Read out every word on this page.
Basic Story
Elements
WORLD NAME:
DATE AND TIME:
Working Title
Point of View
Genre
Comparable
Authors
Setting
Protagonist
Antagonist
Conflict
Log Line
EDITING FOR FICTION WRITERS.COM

****

TASK DETAILS: Repeat the entries exactly, all of them.

RESULT:
Read out every word on this page.
Basic Story
Elements
WORLD NAME:
DATE AND TIME:
Working Title
Point of View
Genre
Comparable
Authors
Setting
Protagonist
Antagonist
Conflict
Log Line
EDITING FOR FICTION WRITERS.COM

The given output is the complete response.